Pictures stay out of your copy, but everything else in the records below must be repeated exactly.

— START OF The input —

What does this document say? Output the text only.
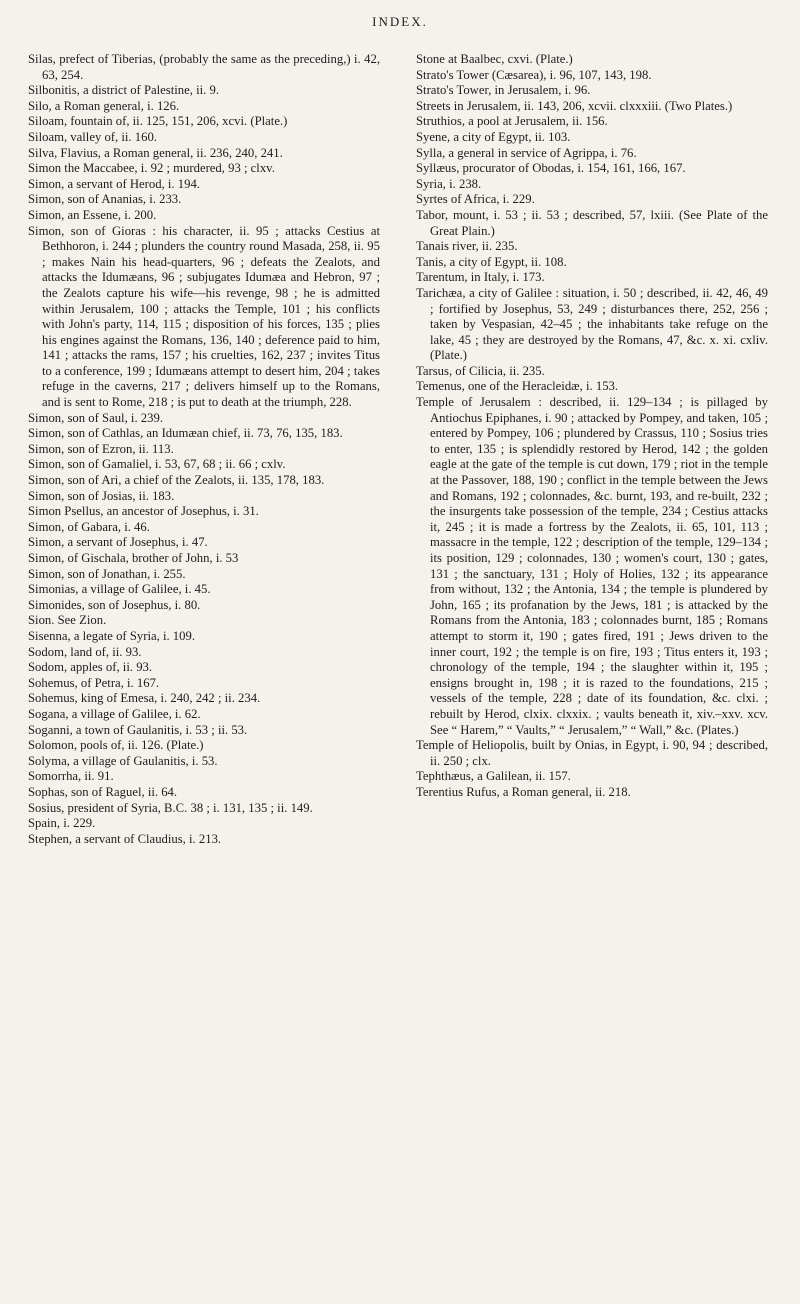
INDEX.

Silas, prefect of Tiberias, (probably the same as the preceding,) i. 42, 63, 254.

Silbonitis, a district of Palestine, ii. 9.

Silo, a Roman general, i. 126.

Siloam, fountain of, ii. 125, 151, 206, xcvi. (Plate.)

Siloam, valley of, ii. 160.

Silva, Flavius, a Roman general, ii. 236, 240, 241.

Simon the Maccabee, i. 92 ; murdered, 93 ; clxv.

Simon, a servant of Herod, i. 194.

Simon, son of Ananias, i. 233.

Simon, an Essene, i. 200.

Simon, son of Gioras : his character, ii. 95 ; attacks Cestius at Bethhoron, i. 244 ; plunders the country round Masada, 258, ii. 95 ; makes Nain his head-quarters, 96 ; defeats the Zealots, and attacks the Idumæans, 96 ; subjugates Idumæa and Hebron, 97 ; the Zealots capture his wife—his revenge, 98 ; he is admitted within Jerusalem, 100 ; attacks the Temple, 101 ; his conflicts with John's party, 114, 115 ; disposition of his forces, 135 ; plies his engines against the Romans, 136, 140 ; deference paid to him, 141 ; attacks the rams, 157 ; his cruelties, 162, 237 ; invites Titus to a conference, 199 ; Idumæans attempt to desert him, 204 ; takes refuge in the caverns, 217 ; delivers himself up to the Romans, and is sent to Rome, 218 ; is put to death at the triumph, 228.

Simon, son of Saul, i. 239.

Simon, son of Cathlas, an Idumæan chief, ii. 73, 76, 135, 183.

Simon, son of Ezron, ii. 113.

Simon, son of Gamaliel, i. 53, 67, 68 ; ii. 66 ; cxlv.

Simon, son of Ari, a chief of the Zealots, ii. 135, 178, 183.

Simon, son of Josias, ii. 183.

Simon Psellus, an ancestor of Josephus, i. 31.

Simon, of Gabara, i. 46.

Simon, a servant of Josephus, i. 47.

Simon, of Gischala, brother of John, i. 53

Simon, son of Jonathan, i. 255.

Simonias, a village of Galilee, i. 45.

Simonides, son of Josephus, i. 80.

Sion. See Zion.

Sisenna, a legate of Syria, i. 109.

Sodom, land of, ii. 93.

Sodom, apples of, ii. 93.

Sohemus, of Petra, i. 167.

Sohemus, king of Emesa, i. 240, 242 ; ii. 234.

Sogana, a village of Galilee, i. 62.

Soganni, a town of Gaulanitis, i. 53 ; ii. 53.

Solomon, pools of, ii. 126. (Plate.)

Solyma, a village of Gaulanitis, i. 53.

Somorrha, ii. 91.

Sophas, son of Raguel, ii. 64.

Sosius, president of Syria, B.C. 38 ; i. 131, 135 ; ii. 149.

Spain, i. 229.

Stephen, a servant of Claudius, i. 213.

Stone at Baalbec, cxvi. (Plate.)

Strato's Tower (Cæsarea), i. 96, 107, 143, 198.

Strato's Tower, in Jerusalem, i. 96.

Streets in Jerusalem, ii. 143, 206, xcvii. clxxxiii. (Two Plates.)

Struthios, a pool at Jerusalem, ii. 156.

Syene, a city of Egypt, ii. 103.

Sylla, a general in service of Agrippa, i. 76.

Syllæus, procurator of Obodas, i. 154, 161, 166, 167.

Syria, i. 238.

Syrtes of Africa, i. 229.

Tabor, mount, i. 53 ; ii. 53 ; described, 57, lxiii. (See Plate of the Great Plain.)

Tanais river, ii. 235.

Tanis, a city of Egypt, ii. 108.

Tarentum, in Italy, i. 173.

Tarichæa, a city of Galilee : situation, i. 50 ; described, ii. 42, 46, 49 ; fortified by Josephus, 53, 249 ; disturbances there, 252, 256 ; taken by Vespasian, 42–45 ; the inhabitants take refuge on the lake, 45 ; they are destroyed by the Romans, 47, &c. x. xi. cxliv. (Plate.)

Tarsus, of Cilicia, ii. 235.

Temenus, one of the Heracleidæ, i. 153.

Temple of Jerusalem : described, ii. 129–134 ; is pillaged by Antiochus Epiphanes, i. 90 ; attacked by Pompey, and taken, 105 ; entered by Pompey, 106 ; plundered by Crassus, 110 ; Sosius tries to enter, 135 ; is splendidly restored by Herod, 142 ; the golden eagle at the gate of the temple is cut down, 179 ; riot in the temple at the Passover, 188, 190 ; conflict in the temple between the Jews and Romans, 192 ; colonnades, &c. burnt, 193, and re-built, 232 ; the insurgents take possession of the temple, 234 ; Cestius attacks it, 245 ; it is made a fortress by the Zealots, ii. 65, 101, 113 ; massacre in the temple, 122 ; description of the temple, 129–134 ; its position, 129 ; colonnades, 130 ; women's court, 130 ; gates, 131 ; the sanctuary, 131 ; Holy of Holies, 132 ; its appearance from without, 132 ; the Antonia, 134 ; the temple is plundered by John, 165 ; its profanation by the Jews, 181 ; is attacked by the Romans from the Antonia, 183 ; colonnades burnt, 185 ; Romans attempt to storm it, 190 ; gates fired, 191 ; Jews driven to the inner court, 192 ; the temple is on fire, 193 ; Titus enters it, 193 ; chronology of the temple, 194 ; the slaughter within it, 195 ; ensigns brought in, 198 ; it is razed to the foundations, 215 ; vessels of the temple, 228 ; date of its foundation, &c. clxi. ; rebuilt by Herod, clxix. clxxix. ; vaults beneath it, xiv.–xxv. xcv. See “ Harem,” “ Vaults,” “ Jerusalem,” “ Wall,” &c. (Plates.)

Temple of Heliopolis, built by Onias, in Egypt, i. 90, 94 ; described, ii. 250 ; clx.

Tephthæus, a Galilean, ii. 157.

Terentius Rufus, a Roman general, ii. 218.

— END OF The input —

Finished task
What does this document say? Output the text only.
INDEX.

Silas, prefect of Tiberias, (probably the same as the preceding,) i. 42, 63, 254.

Silbonitis, a district of Palestine, ii. 9.

Silo, a Roman general, i. 126.

Siloam, fountain of, ii. 125, 151, 206, xcvi. (Plate.)

Siloam, valley of, ii. 160.

Silva, Flavius, a Roman general, ii. 236, 240, 241.

Simon the Maccabee, i. 92 ; murdered, 93 ; clxv.

Simon, a servant of Herod, i. 194.

Simon, son of Ananias, i. 233.

Simon, an Essene, i. 200.

Simon, son of Gioras : his character, ii. 95 ; attacks Cestius at Bethhoron, i. 244 ; plunders the country round Masada, 258, ii. 95 ; makes Nain his head-quarters, 96 ; defeats the Zealots, and attacks the Idumæans, 96 ; subjugates Idumæa and Hebron, 97 ; the Zealots capture his wife—his revenge, 98 ; he is admitted within Jerusalem, 100 ; attacks the Temple, 101 ; his conflicts with John's party, 114, 115 ; disposition of his forces, 135 ; plies his engines against the Romans, 136, 140 ; deference paid to him, 141 ; attacks the rams, 157 ; his cruelties, 162, 237 ; invites Titus to a conference, 199 ; Idumæans attempt to desert him, 204 ; takes refuge in the caverns, 217 ; delivers himself up to the Romans, and is sent to Rome, 218 ; is put to death at the triumph, 228.

Simon, son of Saul, i. 239.

Simon, son of Cathlas, an Idumæan chief, ii. 73, 76, 135, 183.

Simon, son of Ezron, ii. 113.

Simon, son of Gamaliel, i. 53, 67, 68 ; ii. 66 ; cxlv.

Simon, son of Ari, a chief of the Zealots, ii. 135, 178, 183.

Simon, son of Josias, ii. 183.

Simon Psellus, an ancestor of Josephus, i. 31.

Simon, of Gabara, i. 46.

Simon, a servant of Josephus, i. 47.

Simon, of Gischala, brother of John, i. 53

Simon, son of Jonathan, i. 255.

Simonias, a village of Galilee, i. 45.

Simonides, son of Josephus, i. 80.

Sion. See Zion.

Sisenna, a legate of Syria, i. 109.

Sodom, land of, ii. 93.

Sodom, apples of, ii. 93.

Sohemus, of Petra, i. 167.

Sohemus, king of Emesa, i. 240, 242 ; ii. 234.

Sogana, a village of Galilee, i. 62.

Soganni, a town of Gaulanitis, i. 53 ; ii. 53.

Solomon, pools of, ii. 126. (Plate.)

Solyma, a village of Gaulanitis, i. 53.

Somorrha, ii. 91.

Sophas, son of Raguel, ii. 64.

Sosius, president of Syria, B.C. 38 ; i. 131, 135 ; ii. 149.

Spain, i. 229.

Stephen, a servant of Claudius, i. 213.

Stone at Baalbec, cxvi. (Plate.)

Strato's Tower (Cæsarea), i. 96, 107, 143, 198.

Strato's Tower, in Jerusalem, i. 96.

Streets in Jerusalem, ii. 143, 206, xcvii. clxxxiii. (Two Plates.)

Struthios, a pool at Jerusalem, ii. 156.

Syene, a city of Egypt, ii. 103.

Sylla, a general in service of Agrippa, i. 76.

Syllæus, procurator of Obodas, i. 154, 161, 166, 167.

Syria, i. 238.

Syrtes of Africa, i. 229.

Tabor, mount, i. 53 ; ii. 53 ; described, 57, lxiii. (See Plate of the Great Plain.)

Tanais river, ii. 235.

Tanis, a city of Egypt, ii. 108.

Tarentum, in Italy, i. 173.

Tarichæa, a city of Galilee : situation, i. 50 ; described, ii. 42, 46, 49 ; fortified by Josephus, 53, 249 ; disturbances there, 252, 256 ; taken by Vespasian, 42–45 ; the inhabitants take refuge on the lake, 45 ; they are destroyed by the Romans, 47, &c. x. xi. cxliv. (Plate.)

Tarsus, of Cilicia, ii. 235.

Temenus, one of the Heracleidæ, i. 153.

Temple of Jerusalem : described, ii. 129–134 ; is pillaged by Antiochus Epiphanes, i. 90 ; attacked by Pompey, and taken, 105 ; entered by Pompey, 106 ; plundered by Crassus, 110 ; Sosius tries to enter, 135 ; is splendidly restored by Herod, 142 ; the golden eagle at the gate of the temple is cut down, 179 ; riot in the temple at the Passover, 188, 190 ; conflict in the temple between the Jews and Romans, 192 ; colonnades, &c. burnt, 193, and re-built, 232 ; the insurgents take possession of the temple, 234 ; Cestius attacks it, 245 ; it is made a fortress by the Zealots, ii. 65, 101, 113 ; massacre in the temple, 122 ; description of the temple, 129–134 ; its position, 129 ; colonnades, 130 ; women's court, 130 ; gates, 131 ; the sanctuary, 131 ; Holy of Holies, 132 ; its appearance from without, 132 ; the Antonia, 134 ; the temple is plundered by John, 165 ; its profanation by the Jews, 181 ; is attacked by the Romans from the Antonia, 183 ; colonnades burnt, 185 ; Romans attempt to storm it, 190 ; gates fired, 191 ; Jews driven to the inner court, 192 ; the temple is on fire, 193 ; Titus enters it, 193 ; chronology of the temple, 194 ; the slaughter within it, 195 ; ensigns brought in, 198 ; it is razed to the foundations, 215 ; vessels of the temple, 228 ; date of its foundation, &c. clxi. ; rebuilt by Herod, clxix. clxxix. ; vaults beneath it, xiv.–xxv. xcv. See “ Harem,” “ Vaults,” “ Jerusalem,” “ Wall,” &c. (Plates.)

Temple of Heliopolis, built by Onias, in Egypt, i. 90, 94 ; described, ii. 250 ; clx.

Tephthæus, a Galilean, ii. 157.

Terentius Rufus, a Roman general, ii. 218.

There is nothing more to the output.